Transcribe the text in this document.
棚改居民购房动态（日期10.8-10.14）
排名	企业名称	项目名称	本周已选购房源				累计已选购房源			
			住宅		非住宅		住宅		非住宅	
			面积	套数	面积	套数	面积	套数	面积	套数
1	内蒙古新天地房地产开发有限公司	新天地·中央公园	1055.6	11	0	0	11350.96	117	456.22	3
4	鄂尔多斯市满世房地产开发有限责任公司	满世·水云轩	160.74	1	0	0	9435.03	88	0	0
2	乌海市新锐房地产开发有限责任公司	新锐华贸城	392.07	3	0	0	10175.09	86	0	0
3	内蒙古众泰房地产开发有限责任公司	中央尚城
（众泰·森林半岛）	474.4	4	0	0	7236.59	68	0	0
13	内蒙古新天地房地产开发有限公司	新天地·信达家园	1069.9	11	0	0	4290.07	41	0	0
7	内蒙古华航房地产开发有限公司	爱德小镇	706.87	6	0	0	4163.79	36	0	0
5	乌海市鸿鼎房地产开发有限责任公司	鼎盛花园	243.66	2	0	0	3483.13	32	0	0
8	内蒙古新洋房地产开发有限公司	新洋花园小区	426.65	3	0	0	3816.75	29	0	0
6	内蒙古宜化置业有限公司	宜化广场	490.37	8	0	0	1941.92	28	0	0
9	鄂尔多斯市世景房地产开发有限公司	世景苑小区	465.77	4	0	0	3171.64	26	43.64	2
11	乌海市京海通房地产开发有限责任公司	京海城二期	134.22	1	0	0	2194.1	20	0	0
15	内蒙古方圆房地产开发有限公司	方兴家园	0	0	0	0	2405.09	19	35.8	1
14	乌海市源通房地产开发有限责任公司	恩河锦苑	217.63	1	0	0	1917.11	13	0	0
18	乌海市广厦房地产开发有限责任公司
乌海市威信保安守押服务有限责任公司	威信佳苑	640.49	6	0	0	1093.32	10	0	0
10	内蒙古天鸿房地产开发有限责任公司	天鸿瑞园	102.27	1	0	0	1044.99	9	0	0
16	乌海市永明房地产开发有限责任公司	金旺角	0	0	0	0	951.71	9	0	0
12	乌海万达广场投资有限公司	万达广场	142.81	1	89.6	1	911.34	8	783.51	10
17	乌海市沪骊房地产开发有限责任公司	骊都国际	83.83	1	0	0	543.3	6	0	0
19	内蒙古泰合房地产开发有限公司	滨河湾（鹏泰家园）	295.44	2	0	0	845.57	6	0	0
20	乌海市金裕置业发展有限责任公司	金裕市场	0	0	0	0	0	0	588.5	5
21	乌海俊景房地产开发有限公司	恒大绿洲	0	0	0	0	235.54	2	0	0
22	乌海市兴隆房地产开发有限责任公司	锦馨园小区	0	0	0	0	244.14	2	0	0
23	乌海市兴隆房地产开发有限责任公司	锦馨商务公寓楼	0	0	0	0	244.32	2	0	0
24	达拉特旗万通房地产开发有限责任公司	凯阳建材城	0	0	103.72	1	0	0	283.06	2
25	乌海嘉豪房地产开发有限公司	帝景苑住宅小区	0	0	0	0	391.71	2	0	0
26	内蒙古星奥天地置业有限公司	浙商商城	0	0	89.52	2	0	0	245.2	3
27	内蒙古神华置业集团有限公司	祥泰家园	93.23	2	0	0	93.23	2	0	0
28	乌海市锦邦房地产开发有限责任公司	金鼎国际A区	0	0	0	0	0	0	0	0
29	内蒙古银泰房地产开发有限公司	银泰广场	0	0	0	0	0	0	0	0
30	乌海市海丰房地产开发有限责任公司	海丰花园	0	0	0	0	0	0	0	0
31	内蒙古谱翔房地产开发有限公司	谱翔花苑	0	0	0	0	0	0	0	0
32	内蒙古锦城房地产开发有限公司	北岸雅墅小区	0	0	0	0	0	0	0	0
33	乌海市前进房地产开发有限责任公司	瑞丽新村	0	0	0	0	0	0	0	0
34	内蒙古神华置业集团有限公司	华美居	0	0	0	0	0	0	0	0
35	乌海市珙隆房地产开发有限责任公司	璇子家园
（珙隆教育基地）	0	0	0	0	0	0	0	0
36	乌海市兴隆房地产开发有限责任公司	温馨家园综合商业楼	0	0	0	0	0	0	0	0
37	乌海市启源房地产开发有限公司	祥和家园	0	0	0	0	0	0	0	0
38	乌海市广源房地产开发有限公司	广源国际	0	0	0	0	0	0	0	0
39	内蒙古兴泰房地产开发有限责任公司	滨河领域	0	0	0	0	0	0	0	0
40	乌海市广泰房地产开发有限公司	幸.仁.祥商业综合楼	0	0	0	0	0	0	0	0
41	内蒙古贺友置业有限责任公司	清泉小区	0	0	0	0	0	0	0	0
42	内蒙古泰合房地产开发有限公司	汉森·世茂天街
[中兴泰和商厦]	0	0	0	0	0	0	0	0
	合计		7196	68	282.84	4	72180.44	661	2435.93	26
==========
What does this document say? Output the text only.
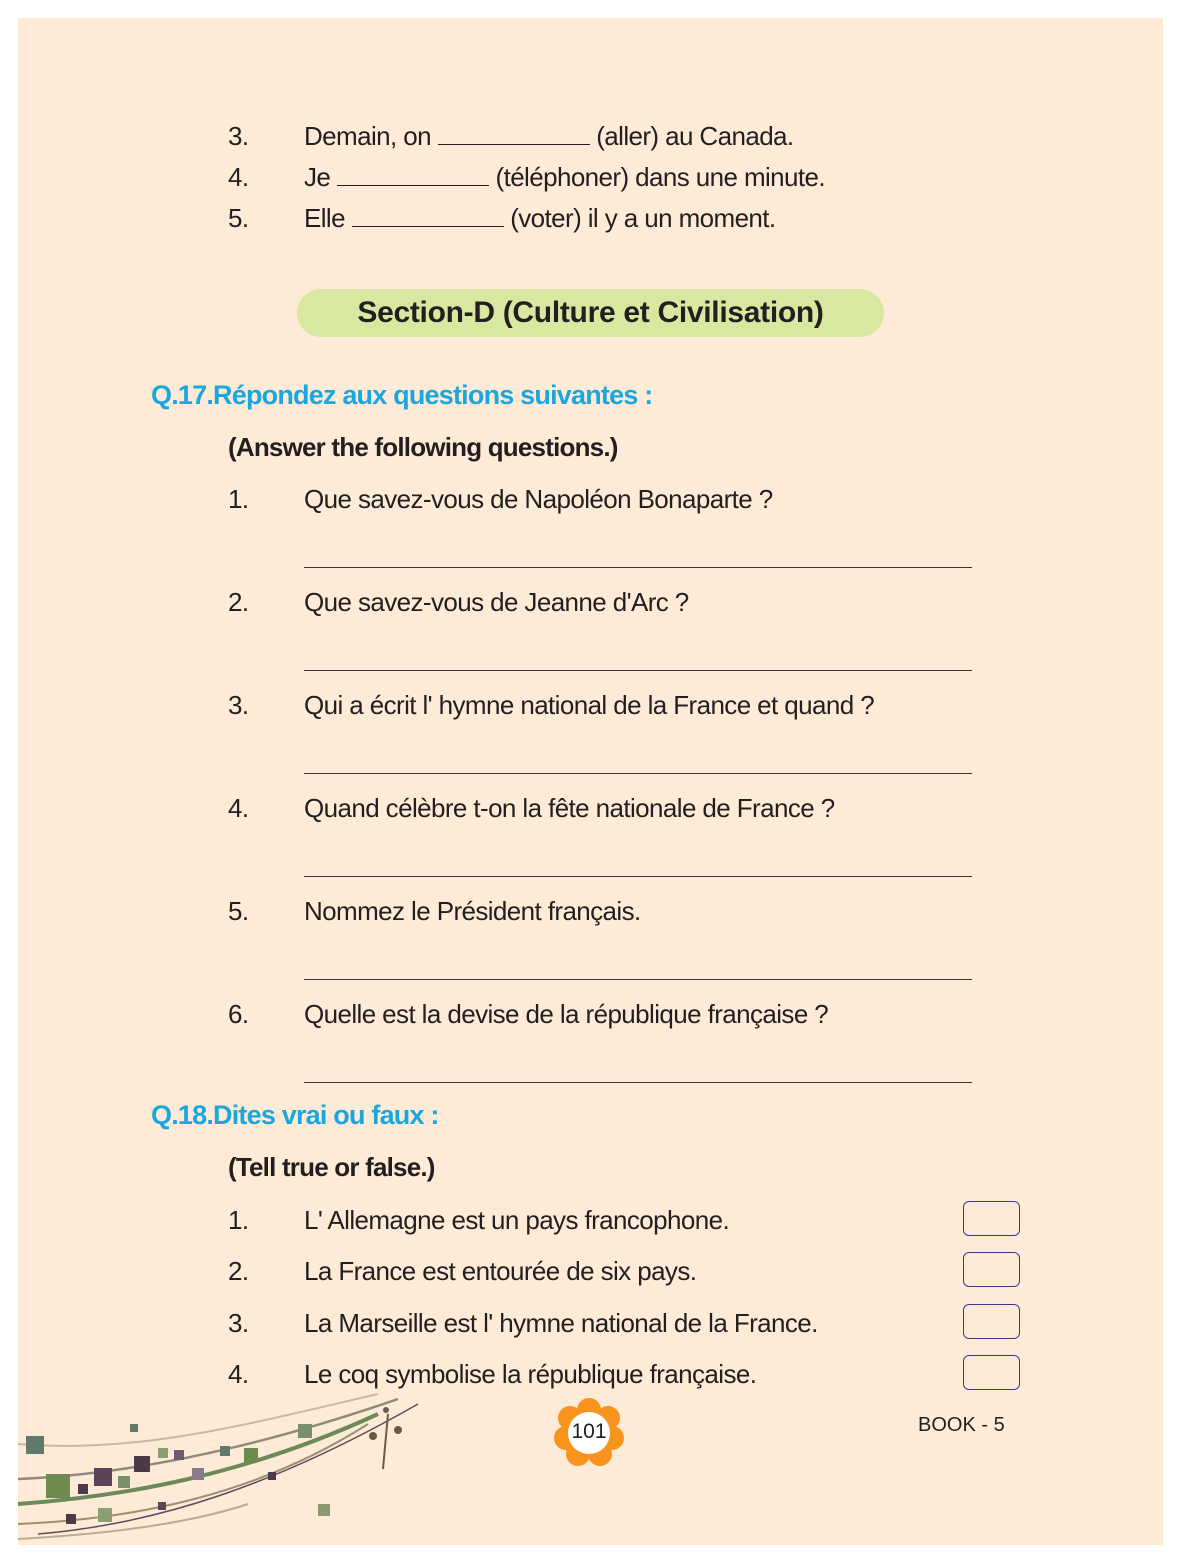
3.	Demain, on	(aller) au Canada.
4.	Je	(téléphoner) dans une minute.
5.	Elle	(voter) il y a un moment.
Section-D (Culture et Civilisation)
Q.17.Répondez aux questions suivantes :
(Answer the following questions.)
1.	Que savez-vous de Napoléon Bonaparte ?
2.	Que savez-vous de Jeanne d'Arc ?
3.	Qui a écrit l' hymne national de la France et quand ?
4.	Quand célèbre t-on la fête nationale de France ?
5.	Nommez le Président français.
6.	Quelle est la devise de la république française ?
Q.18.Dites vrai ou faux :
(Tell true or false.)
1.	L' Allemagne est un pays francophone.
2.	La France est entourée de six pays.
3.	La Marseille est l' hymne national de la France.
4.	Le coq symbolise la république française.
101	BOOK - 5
==========
Copy all lines from the material that contain "this".

§ In response
Transcribe the text in this document.
What does this document say? Output the text only.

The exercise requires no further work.